Copy out the complete listing, word for word.

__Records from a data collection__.

####

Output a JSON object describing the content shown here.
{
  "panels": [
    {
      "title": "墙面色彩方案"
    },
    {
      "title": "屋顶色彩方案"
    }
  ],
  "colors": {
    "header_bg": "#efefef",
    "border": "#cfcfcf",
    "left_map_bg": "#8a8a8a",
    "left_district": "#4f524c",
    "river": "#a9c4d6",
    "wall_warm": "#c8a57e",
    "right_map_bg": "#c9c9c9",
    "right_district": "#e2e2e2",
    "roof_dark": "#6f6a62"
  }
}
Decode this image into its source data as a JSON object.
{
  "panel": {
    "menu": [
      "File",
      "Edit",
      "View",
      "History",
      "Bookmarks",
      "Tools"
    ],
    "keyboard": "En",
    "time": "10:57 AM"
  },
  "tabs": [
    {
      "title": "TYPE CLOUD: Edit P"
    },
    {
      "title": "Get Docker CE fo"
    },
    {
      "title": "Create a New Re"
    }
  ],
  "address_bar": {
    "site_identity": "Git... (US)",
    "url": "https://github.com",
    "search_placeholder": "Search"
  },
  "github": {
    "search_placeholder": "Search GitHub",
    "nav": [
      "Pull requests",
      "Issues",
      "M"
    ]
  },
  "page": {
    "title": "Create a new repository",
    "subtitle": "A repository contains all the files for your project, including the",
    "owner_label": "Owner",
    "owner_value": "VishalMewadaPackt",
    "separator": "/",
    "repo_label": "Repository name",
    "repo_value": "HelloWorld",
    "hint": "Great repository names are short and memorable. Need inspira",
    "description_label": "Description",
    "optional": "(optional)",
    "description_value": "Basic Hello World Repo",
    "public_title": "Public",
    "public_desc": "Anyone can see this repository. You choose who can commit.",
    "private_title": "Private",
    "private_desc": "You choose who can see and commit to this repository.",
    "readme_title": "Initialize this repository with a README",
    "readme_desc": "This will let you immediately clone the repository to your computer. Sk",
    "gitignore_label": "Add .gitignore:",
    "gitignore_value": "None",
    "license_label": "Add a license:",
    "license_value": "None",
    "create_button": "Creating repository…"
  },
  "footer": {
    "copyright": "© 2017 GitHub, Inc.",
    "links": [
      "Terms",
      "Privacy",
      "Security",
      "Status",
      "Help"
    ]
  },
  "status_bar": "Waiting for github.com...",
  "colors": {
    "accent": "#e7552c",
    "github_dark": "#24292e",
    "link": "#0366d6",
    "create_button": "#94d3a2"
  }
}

####

__RESPONSE TO THE EXERCISE__.
Output a JSON object describing the content shown here.
{
  "panels": [
    {
      "title": "墙面色彩方案"
    },
    {
      "title": "屋顶色彩方案"
    }
  ],
  "colors": {
    "header_bg": "#efefef",
    "border": "#cfcfcf",
    "left_map_bg": "#8a8a8a",
    "left_district": "#4f524c",
    "river": "#a9c4d6",
    "wall_warm": "#c8a57e",
    "right_map_bg": "#c9c9c9",
    "right_district": "#e2e2e2",
    "roof_dark": "#6f6a62"
  }
}
Decode this image into its source data as a JSON object.
{
  "panel": {
    "menu": [
      "File",
      "Edit",
      "View",
      "History",
      "Bookmarks",
      "Tools"
    ],
    "keyboard": "En",
    "time": "10:57 AM"
  },
  "tabs": [
    {
      "title": "TYPE CLOUD: Edit P"
    },
    {
      "title": "Get Docker CE fo"
    },
    {
      "title": "Create a New Re"
    }
  ],
  "address_bar": {
    "site_identity": "Git... (US)",
    "url": "https://github.com",
    "search_placeholder": "Search"
  },
  "github": {
    "search_placeholder": "Search GitHub",
    "nav": [
      "Pull requests",
      "Issues",
      "M"
    ]
  },
  "page": {
    "title": "Create a new repository",
    "subtitle": "A repository contains all the files for your project, including the",
    "owner_label": "Owner",
    "owner_value": "VishalMewadaPackt",
    "separator": "/",
    "repo_label": "Repository name",
    "repo_value": "HelloWorld",
    "hint": "Great repository names are short and memorable. Need inspira",
    "description_label": "Description",
    "optional": "(optional)",
    "description_value": "Basic Hello World Repo",
    "public_title": "Public",
    "public_desc": "Anyone can see this repository. You choose who can commit.",
    "private_title": "Private",
    "private_desc": "You choose who can see and commit to this repository.",
    "readme_title": "Initialize this repository with a README",
    "readme_desc": "This will let you immediately clone the repository to your computer. Sk",
    "gitignore_label": "Add .gitignore:",
    "gitignore_value": "None",
    "license_label": "Add a license:",
    "license_value": "None",
    "create_button": "Creating repository…"
  },
  "footer": {
    "copyright": "© 2017 GitHub, Inc.",
    "links": [
      "Terms",
      "Privacy",
      "Security",
      "Status",
      "Help"
    ]
  },
  "status_bar": "Waiting for github.com...",
  "colors": {
    "accent": "#e7552c",
    "github_dark": "#24292e",
    "link": "#0366d6",
    "create_button": "#94d3a2"
  }
}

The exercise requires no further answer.